(Data entries)
__________
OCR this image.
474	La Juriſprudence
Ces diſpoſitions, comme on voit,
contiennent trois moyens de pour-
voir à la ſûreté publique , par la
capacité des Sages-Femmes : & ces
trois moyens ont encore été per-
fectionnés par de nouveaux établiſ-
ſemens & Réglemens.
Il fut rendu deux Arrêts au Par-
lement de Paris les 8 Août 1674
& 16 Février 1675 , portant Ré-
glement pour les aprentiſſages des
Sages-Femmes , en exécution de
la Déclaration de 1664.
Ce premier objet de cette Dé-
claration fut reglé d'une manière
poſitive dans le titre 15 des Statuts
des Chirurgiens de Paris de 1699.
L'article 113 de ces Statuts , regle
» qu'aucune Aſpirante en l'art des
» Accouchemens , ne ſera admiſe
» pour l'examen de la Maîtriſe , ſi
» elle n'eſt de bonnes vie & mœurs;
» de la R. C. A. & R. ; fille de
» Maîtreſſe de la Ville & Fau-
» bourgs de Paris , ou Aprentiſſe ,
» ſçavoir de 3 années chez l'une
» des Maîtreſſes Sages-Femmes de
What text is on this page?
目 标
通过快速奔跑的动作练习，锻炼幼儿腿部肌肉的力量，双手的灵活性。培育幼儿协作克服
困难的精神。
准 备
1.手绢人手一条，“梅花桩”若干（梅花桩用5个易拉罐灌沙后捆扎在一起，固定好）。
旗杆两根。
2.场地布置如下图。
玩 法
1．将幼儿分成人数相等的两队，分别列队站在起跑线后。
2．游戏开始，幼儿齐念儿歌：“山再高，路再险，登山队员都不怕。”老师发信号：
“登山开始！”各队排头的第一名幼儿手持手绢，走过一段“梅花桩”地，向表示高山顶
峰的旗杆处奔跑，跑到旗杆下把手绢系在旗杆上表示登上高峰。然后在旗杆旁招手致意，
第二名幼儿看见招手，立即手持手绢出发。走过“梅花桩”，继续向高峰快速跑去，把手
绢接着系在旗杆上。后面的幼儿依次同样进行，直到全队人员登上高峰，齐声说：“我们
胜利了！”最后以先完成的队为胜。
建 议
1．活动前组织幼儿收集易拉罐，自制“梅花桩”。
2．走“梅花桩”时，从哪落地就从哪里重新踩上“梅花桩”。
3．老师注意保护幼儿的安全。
__________
WRITTEN TASK
Copy in full each line that holds the word "Femmes".

EXERCISE ANSWER
capacité des Sages-Femmes : & ces
Sages-Femmes , en exécution de
» des Maîtreſſes Sages-Femmes de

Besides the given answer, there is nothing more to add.